*HOW TO COMPLETE THIS TASK:*
Pull every line holding the word "Soluble" from the data below and copy it.

*Items from a figure collection:*
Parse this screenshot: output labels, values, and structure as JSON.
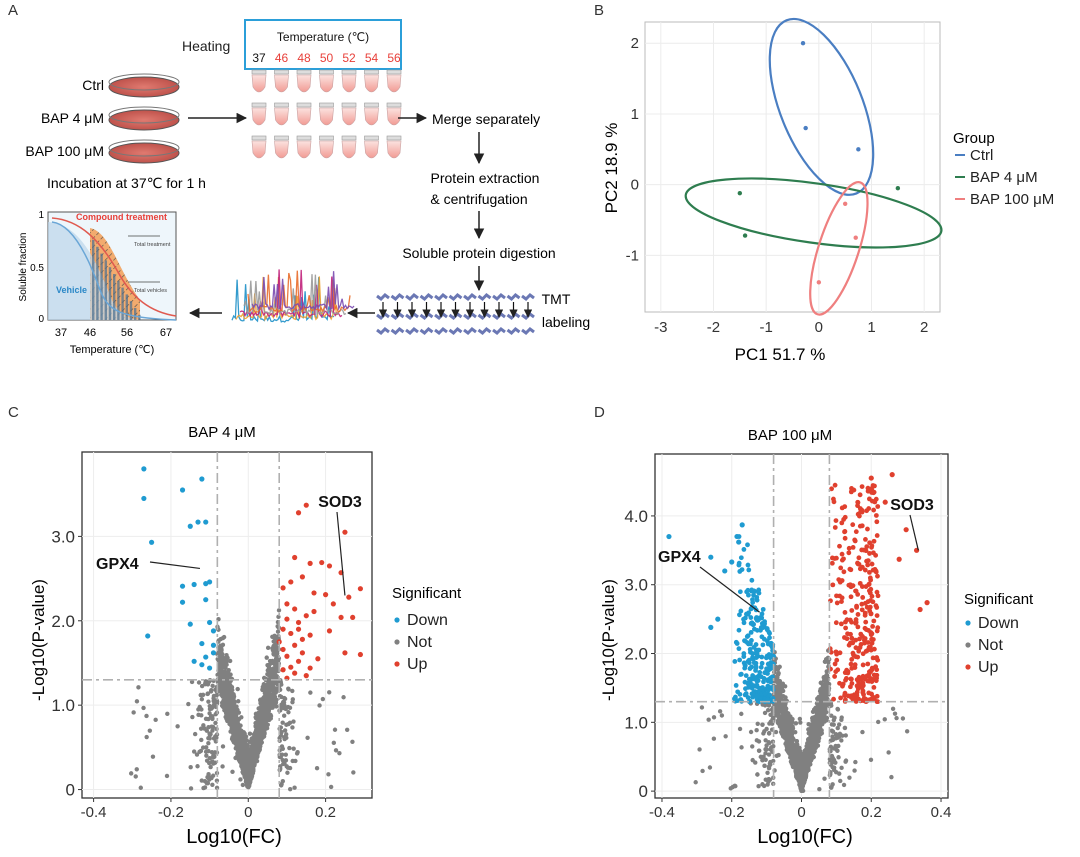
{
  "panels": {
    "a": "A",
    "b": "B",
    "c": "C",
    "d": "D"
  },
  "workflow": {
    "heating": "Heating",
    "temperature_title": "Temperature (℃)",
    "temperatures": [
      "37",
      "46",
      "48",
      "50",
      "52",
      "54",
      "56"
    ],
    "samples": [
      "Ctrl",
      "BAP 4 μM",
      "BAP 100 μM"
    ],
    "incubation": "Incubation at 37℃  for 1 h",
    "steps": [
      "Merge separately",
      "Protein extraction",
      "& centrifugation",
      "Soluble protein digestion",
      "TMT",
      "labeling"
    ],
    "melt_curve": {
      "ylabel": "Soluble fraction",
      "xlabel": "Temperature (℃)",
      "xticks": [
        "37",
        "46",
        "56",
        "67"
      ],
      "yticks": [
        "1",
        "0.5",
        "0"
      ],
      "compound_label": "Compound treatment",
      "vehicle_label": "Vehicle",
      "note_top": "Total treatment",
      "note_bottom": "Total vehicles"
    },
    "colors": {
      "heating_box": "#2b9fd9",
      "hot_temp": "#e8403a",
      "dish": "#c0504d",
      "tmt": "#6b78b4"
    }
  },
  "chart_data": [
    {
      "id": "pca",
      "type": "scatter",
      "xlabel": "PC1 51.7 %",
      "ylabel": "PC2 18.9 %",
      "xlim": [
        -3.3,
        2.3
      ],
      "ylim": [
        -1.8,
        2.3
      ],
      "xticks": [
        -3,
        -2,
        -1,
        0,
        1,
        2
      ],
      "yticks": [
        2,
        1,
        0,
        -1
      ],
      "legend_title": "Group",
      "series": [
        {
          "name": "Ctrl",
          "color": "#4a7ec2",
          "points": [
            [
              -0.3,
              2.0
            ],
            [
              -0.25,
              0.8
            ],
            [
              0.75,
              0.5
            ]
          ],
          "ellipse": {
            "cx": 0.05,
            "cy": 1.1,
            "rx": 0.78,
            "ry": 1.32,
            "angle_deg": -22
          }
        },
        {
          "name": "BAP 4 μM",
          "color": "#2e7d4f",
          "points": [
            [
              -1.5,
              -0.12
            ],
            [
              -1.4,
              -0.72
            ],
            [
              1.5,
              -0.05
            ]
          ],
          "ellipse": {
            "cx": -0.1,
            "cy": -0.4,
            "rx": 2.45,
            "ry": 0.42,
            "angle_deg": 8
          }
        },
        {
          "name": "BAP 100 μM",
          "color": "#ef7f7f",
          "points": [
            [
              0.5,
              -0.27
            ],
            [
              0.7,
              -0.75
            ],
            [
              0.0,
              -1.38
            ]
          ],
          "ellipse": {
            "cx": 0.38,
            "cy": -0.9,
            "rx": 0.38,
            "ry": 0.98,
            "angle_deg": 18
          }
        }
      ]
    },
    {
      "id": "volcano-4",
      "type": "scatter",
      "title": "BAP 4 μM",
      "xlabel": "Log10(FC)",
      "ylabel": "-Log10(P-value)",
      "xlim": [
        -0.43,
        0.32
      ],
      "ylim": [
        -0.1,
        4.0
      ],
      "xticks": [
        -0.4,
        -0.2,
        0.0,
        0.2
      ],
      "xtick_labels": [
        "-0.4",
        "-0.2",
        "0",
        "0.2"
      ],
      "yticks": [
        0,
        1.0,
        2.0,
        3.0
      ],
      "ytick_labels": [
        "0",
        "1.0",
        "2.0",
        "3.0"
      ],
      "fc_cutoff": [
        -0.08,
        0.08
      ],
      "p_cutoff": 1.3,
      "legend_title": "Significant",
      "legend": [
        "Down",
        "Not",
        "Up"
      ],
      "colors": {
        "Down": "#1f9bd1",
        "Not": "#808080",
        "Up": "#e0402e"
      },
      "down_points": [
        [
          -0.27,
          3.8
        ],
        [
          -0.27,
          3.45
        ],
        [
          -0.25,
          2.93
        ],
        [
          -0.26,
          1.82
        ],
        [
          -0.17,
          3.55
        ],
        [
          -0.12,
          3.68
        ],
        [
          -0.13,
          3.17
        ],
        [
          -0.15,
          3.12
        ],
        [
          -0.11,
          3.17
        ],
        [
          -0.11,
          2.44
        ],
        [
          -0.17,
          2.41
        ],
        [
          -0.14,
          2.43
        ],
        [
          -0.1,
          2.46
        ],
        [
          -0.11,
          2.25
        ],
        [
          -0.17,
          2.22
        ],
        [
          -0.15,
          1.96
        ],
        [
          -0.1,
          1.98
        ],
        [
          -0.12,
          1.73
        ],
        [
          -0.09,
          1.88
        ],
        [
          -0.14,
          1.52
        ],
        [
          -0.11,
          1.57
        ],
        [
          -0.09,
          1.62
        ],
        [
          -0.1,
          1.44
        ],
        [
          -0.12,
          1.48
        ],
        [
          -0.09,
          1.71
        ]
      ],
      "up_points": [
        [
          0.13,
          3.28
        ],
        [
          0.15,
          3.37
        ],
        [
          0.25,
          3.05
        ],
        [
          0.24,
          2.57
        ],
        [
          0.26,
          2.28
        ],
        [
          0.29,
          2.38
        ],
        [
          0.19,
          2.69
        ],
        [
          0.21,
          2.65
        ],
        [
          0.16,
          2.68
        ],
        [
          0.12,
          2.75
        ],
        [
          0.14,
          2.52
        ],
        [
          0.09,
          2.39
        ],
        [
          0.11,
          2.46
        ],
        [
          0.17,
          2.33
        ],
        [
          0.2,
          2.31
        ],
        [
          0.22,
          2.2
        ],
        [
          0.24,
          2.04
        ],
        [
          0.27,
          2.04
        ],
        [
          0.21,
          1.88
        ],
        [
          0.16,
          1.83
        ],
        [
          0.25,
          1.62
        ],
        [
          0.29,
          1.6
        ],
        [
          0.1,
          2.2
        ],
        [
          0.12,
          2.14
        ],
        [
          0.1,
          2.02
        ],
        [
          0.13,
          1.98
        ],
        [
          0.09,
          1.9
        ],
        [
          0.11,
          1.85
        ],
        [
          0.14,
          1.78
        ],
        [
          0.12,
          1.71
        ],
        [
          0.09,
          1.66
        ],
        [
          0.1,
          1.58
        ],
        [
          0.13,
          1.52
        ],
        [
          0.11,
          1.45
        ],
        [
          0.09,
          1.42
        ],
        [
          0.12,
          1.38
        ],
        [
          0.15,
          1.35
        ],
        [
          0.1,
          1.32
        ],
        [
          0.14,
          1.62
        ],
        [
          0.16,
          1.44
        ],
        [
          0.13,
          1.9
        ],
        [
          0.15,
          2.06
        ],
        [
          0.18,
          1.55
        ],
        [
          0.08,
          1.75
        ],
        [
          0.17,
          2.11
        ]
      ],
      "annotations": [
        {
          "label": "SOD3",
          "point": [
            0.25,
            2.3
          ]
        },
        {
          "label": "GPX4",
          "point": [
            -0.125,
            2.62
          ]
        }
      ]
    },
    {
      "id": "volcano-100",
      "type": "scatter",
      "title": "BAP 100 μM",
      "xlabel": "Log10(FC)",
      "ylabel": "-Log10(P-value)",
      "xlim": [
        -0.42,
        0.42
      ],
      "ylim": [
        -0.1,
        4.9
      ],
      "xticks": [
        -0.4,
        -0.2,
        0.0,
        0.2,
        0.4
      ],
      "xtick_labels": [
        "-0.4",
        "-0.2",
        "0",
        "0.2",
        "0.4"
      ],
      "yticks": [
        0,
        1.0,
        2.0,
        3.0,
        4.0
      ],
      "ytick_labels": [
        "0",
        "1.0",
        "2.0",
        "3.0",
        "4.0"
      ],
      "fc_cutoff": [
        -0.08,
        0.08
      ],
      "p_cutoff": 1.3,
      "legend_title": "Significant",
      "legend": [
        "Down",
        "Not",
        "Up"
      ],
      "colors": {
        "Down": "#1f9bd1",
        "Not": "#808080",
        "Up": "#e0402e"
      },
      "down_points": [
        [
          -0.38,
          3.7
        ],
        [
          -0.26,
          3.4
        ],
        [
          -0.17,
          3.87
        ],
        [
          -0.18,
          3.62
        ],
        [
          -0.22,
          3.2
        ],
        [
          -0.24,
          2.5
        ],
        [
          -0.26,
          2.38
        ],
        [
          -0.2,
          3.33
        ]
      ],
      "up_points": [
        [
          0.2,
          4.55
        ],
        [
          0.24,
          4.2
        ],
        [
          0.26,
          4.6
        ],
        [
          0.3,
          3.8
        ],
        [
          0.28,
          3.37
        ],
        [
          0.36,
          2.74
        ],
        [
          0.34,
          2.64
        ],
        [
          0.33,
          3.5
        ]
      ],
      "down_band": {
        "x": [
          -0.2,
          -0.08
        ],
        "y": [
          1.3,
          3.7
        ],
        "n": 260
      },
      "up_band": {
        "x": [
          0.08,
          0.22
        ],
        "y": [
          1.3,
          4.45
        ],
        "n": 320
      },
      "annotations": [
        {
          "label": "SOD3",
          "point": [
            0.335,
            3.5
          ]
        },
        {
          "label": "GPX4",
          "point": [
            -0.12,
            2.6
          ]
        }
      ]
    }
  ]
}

---

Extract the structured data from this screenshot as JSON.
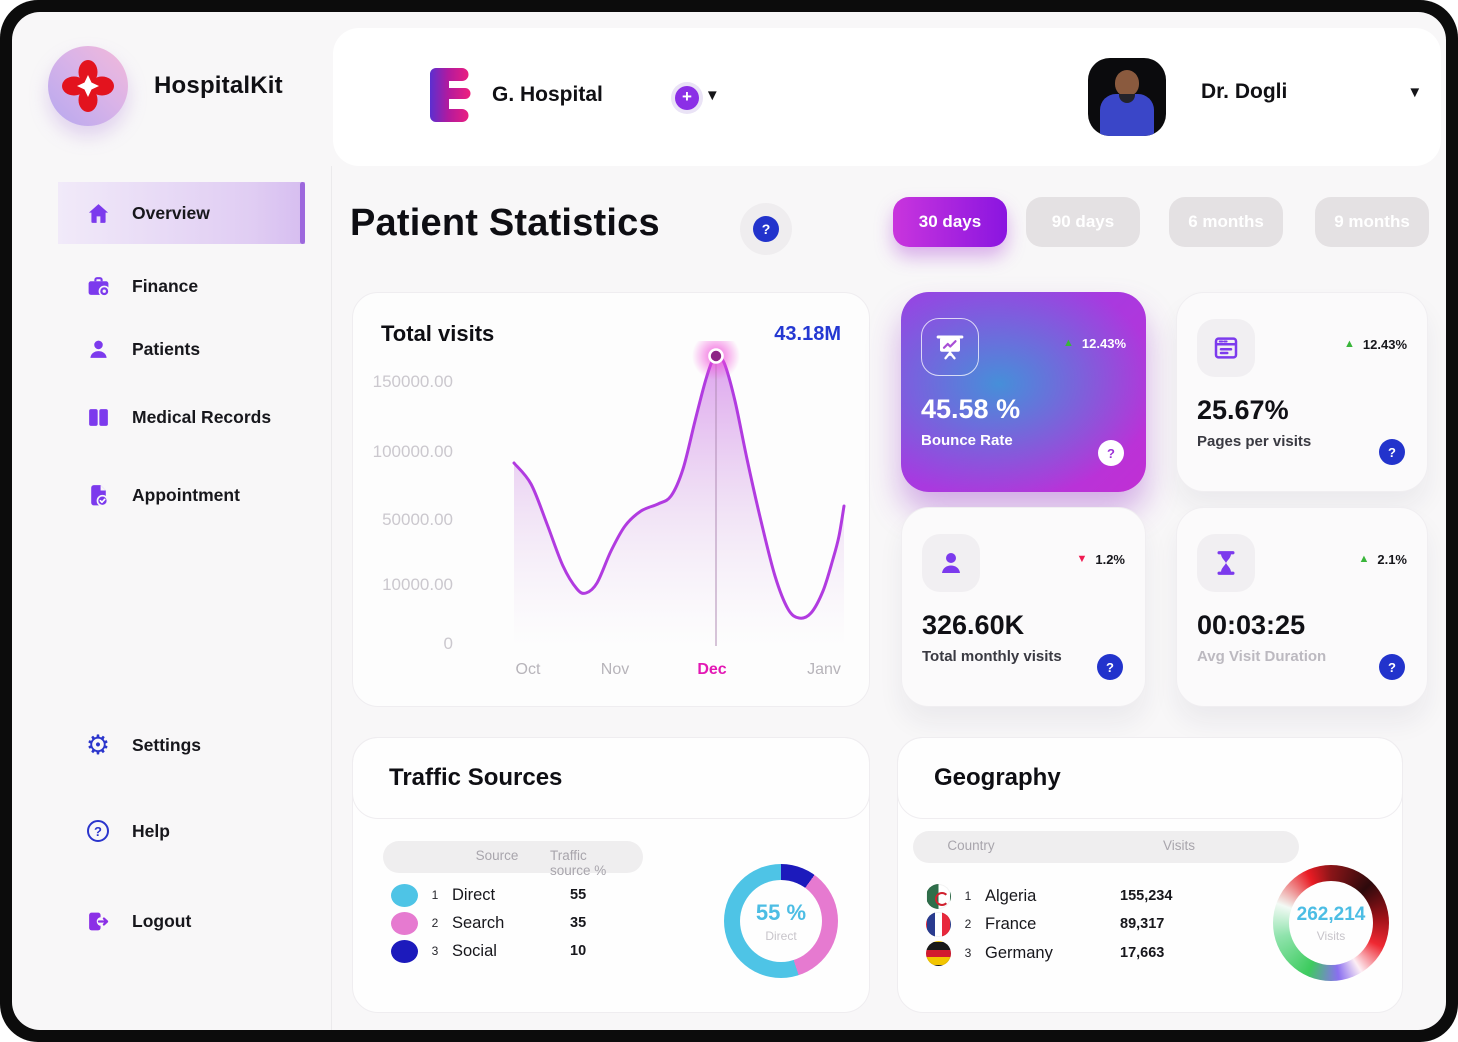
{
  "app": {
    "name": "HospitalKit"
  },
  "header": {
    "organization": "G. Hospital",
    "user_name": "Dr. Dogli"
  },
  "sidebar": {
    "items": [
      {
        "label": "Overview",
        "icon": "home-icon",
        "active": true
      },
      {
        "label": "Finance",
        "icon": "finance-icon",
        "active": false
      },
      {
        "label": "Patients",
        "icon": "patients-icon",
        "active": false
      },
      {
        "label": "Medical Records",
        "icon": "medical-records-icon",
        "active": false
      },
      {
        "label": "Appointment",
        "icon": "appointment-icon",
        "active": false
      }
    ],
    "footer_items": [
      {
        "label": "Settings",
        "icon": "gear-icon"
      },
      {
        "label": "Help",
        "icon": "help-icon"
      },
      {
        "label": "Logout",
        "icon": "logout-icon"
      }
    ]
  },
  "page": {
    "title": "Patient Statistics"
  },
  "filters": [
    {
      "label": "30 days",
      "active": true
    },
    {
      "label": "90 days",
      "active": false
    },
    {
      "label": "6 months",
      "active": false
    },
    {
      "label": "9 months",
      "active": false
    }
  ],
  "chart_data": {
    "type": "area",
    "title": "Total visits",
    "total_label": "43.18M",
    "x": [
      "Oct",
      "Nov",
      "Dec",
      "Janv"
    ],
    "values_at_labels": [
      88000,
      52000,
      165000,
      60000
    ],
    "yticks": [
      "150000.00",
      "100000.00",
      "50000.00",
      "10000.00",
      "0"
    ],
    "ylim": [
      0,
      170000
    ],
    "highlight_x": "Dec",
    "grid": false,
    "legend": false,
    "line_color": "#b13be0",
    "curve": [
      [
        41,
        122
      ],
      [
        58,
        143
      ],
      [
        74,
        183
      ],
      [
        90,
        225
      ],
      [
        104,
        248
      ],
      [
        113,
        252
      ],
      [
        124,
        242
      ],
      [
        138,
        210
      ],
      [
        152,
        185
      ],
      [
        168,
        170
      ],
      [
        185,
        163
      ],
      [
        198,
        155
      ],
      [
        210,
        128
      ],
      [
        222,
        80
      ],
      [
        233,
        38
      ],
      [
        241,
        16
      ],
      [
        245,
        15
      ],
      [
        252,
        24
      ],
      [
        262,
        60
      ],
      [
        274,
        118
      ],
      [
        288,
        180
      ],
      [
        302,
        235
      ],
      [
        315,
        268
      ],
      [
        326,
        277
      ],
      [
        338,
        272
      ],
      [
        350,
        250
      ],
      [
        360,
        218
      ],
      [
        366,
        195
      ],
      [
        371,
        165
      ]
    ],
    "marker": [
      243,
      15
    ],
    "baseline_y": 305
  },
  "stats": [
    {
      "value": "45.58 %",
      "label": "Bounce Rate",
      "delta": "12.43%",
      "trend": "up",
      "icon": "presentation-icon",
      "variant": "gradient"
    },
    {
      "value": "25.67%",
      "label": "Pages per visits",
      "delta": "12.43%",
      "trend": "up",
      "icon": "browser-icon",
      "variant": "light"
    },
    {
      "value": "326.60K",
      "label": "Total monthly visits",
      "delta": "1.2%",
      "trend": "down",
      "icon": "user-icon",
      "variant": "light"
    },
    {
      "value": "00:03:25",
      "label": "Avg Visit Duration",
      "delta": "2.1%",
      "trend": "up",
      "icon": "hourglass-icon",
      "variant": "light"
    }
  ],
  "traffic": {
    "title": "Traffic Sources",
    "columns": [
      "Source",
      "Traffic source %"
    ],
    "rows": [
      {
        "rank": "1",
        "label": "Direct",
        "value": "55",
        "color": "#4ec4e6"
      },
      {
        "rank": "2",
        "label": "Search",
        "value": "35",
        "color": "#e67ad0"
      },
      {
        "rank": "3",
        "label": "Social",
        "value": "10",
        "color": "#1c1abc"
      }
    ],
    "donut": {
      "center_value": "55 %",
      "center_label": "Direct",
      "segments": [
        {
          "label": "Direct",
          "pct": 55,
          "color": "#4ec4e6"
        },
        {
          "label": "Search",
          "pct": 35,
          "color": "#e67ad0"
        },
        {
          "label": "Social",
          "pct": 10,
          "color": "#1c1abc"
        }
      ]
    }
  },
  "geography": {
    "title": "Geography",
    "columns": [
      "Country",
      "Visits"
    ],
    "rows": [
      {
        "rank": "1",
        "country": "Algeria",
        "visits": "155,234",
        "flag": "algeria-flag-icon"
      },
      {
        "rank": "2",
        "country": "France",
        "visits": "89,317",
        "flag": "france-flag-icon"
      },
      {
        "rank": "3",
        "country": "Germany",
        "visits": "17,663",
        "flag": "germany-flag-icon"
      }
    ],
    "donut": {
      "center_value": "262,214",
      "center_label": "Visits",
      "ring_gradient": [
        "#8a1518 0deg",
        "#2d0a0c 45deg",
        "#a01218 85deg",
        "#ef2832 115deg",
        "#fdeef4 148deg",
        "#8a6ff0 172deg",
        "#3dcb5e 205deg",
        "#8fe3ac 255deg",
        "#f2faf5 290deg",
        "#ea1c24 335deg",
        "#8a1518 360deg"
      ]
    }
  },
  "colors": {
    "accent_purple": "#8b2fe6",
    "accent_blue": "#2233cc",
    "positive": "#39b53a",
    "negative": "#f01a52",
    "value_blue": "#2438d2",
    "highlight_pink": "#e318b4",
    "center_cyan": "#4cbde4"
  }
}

*RESPONSE TO THIS TASK:*
      "Soluble protein digestion",
      "ylabel": "Soluble fraction",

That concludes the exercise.